• **Goal of the exercise**
Can you pull out each line of the data below that includes the word "relaxing"?

(Dataset entries)
● ● ● ●
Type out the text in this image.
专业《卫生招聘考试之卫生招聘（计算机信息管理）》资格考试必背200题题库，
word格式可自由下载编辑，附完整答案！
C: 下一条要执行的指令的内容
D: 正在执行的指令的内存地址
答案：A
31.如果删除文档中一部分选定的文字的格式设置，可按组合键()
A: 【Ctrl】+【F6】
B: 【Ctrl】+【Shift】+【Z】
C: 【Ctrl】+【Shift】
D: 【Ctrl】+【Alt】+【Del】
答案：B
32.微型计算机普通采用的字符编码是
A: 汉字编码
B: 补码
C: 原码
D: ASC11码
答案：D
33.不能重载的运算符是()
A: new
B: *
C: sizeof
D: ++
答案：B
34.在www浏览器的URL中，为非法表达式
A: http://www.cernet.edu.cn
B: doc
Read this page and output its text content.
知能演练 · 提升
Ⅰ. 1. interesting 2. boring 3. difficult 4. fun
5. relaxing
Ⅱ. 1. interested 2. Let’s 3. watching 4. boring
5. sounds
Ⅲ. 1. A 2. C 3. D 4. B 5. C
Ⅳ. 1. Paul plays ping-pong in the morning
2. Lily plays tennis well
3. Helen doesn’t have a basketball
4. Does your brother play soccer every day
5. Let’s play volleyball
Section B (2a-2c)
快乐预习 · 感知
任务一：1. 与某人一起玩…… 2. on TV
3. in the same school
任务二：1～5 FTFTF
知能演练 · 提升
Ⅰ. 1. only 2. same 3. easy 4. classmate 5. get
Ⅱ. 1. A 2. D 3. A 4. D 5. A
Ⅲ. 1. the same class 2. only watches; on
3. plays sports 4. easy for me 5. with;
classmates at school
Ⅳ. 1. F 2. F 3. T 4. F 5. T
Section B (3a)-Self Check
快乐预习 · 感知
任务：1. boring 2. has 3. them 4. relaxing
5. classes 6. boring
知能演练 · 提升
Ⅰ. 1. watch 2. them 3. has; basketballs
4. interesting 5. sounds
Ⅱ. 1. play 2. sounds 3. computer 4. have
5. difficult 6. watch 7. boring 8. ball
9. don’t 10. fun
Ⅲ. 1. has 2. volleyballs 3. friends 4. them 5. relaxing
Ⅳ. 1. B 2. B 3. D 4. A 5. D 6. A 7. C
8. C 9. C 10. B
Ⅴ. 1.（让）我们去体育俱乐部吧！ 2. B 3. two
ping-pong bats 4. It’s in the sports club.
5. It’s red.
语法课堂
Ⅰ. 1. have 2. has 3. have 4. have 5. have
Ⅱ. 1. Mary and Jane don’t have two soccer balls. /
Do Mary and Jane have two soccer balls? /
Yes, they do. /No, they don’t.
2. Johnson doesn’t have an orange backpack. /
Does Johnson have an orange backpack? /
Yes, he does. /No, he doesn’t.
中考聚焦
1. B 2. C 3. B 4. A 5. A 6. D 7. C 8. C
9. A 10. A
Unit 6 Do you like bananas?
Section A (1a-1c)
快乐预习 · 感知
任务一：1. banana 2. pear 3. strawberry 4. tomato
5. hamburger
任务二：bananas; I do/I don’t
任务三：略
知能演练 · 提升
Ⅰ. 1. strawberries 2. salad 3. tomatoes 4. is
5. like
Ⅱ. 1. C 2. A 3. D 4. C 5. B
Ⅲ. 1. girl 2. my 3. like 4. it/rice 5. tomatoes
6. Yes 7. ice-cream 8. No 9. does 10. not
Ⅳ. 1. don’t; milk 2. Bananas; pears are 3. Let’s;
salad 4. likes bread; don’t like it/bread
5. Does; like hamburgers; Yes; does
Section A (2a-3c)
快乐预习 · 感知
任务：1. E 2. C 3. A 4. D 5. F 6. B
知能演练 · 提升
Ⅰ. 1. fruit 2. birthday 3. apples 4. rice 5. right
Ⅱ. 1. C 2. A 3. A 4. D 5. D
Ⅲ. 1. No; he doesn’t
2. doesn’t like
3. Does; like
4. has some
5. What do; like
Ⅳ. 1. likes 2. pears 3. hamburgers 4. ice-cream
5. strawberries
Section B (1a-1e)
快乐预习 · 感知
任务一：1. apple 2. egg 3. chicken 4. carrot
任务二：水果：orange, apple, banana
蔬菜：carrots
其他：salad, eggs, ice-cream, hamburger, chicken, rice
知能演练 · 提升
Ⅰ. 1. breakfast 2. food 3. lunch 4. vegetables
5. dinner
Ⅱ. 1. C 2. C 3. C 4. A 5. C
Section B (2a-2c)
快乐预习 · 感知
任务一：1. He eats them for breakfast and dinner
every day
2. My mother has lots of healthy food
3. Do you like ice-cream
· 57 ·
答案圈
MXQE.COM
● ● ● ●
• **Answer to the problem**
5. relaxing
任务：1. boring 2. has 3. them 4. relaxing
Ⅲ. 1. has 2. volleyballs 3. friends 4. them 5. relaxing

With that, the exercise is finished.